## Objective
Reply with the count of lines holding "Second", nothing more.

## Saved data entries
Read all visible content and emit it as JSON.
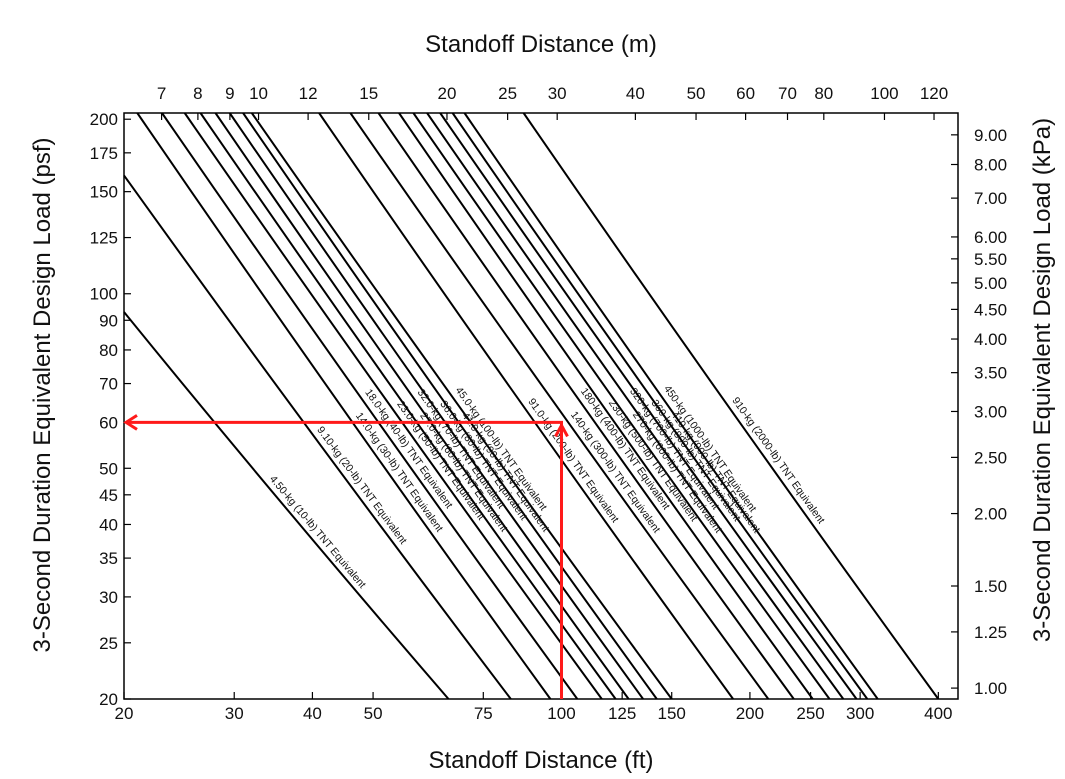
{
  "chart_data": {
    "type": "line",
    "title": "",
    "xlabel": "Standoff Distance (ft)",
    "xlabel_top": "Standoff Distance (m)",
    "ylabel": "3-Second Duration Equivalent Design Load (psf)",
    "ylabel_right": "3-Second Duration Equivalent Design Load (kPa)",
    "x_scale": "log",
    "y_scale": "log",
    "xlim": [
      20,
      430
    ],
    "ylim": [
      20,
      205
    ],
    "grid": false,
    "x_ticks": [
      20,
      30,
      40,
      50,
      75,
      100,
      125,
      150,
      200,
      250,
      300,
      400
    ],
    "x_ticks_top": [
      7,
      8,
      9,
      10,
      12,
      15,
      20,
      25,
      30,
      40,
      50,
      60,
      70,
      80,
      100,
      120
    ],
    "y_ticks": [
      20,
      25,
      30,
      35,
      40,
      45,
      50,
      60,
      70,
      80,
      90,
      100,
      125,
      150,
      175,
      200
    ],
    "y_ticks_right": [
      "1.00",
      "1.25",
      "1.50",
      "2.00",
      "2.50",
      "3.00",
      "3.50",
      "4.00",
      "4.50",
      "5.00",
      "5.50",
      "6.00",
      "7.00",
      "8.00",
      "9.00"
    ],
    "series": [
      {
        "name": "4.50-kg (10-lb) TNT Equivalent",
        "x": [
          20,
          66
        ],
        "y": [
          93,
          20
        ]
      },
      {
        "name": "9.10-kg (20-lb) TNT Equivalent",
        "x": [
          20,
          83
        ],
        "y": [
          160,
          20
        ]
      },
      {
        "name": "14.0-kg (30-lb) TNT Equivalent",
        "x": [
          21,
          96
        ],
        "y": [
          205,
          20
        ]
      },
      {
        "name": "18.0-kg (40-lb) TNT Equivalent",
        "x": [
          23,
          106
        ],
        "y": [
          205,
          20
        ]
      },
      {
        "name": "23.0-kg (50-lb) TNT Equivalent",
        "x": [
          25,
          116
        ],
        "y": [
          205,
          20
        ]
      },
      {
        "name": "27.0-kg (60-lb) TNT Equivalent",
        "x": [
          26.5,
          122
        ],
        "y": [
          205,
          20
        ]
      },
      {
        "name": "32.0-kg (70-lb) TNT Equivalent",
        "x": [
          28,
          128
        ],
        "y": [
          205,
          20
        ]
      },
      {
        "name": "36.0-kg (80-lb) TNT Equivalent",
        "x": [
          29.5,
          135
        ],
        "y": [
          205,
          20
        ]
      },
      {
        "name": "41.0-kg (90-lb) TNT Equivalent",
        "x": [
          31,
          142
        ],
        "y": [
          205,
          20
        ]
      },
      {
        "name": "45.0-kg (100-lb) TNT Equivalent",
        "x": [
          32,
          150
        ],
        "y": [
          205,
          20
        ]
      },
      {
        "name": "91.0-kg (200-lb) TNT Equivalent",
        "x": [
          41,
          188
        ],
        "y": [
          205,
          20
        ]
      },
      {
        "name": "140-kg (300-lb) TNT Equivalent",
        "x": [
          46,
          214
        ],
        "y": [
          205,
          20
        ]
      },
      {
        "name": "180-kg (400-lb) TNT Equivalent",
        "x": [
          51,
          235
        ],
        "y": [
          205,
          20
        ]
      },
      {
        "name": "230-kg (500-lb) TNT Equivalent",
        "x": [
          55,
          252
        ],
        "y": [
          205,
          20
        ]
      },
      {
        "name": "270-kg (600-lb) TNT Equivalent",
        "x": [
          58,
          268
        ],
        "y": [
          205,
          20
        ]
      },
      {
        "name": "320-kg (700-lb) TNT Equivalent",
        "x": [
          61,
          282
        ],
        "y": [
          205,
          20
        ]
      },
      {
        "name": "360-kg (800-lb) TNT Equivalent",
        "x": [
          64,
          296
        ],
        "y": [
          205,
          20
        ]
      },
      {
        "name": "410-kg (900-lb) TNT Equivalent",
        "x": [
          67,
          308
        ],
        "y": [
          205,
          20
        ]
      },
      {
        "name": "450-kg (1000-lb) TNT Equivalent",
        "x": [
          70,
          320
        ],
        "y": [
          205,
          20
        ]
      },
      {
        "name": "910-kg (2000-lb) TNT Equivalent",
        "x": [
          87,
          400
        ],
        "y": [
          205,
          20
        ]
      }
    ],
    "annotations": [
      {
        "type": "arrow",
        "color": "#ff1a1a",
        "path_x": [
          100,
          100,
          20
        ],
        "path_y": [
          20,
          60,
          60
        ]
      }
    ]
  }
}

## Output of the task
2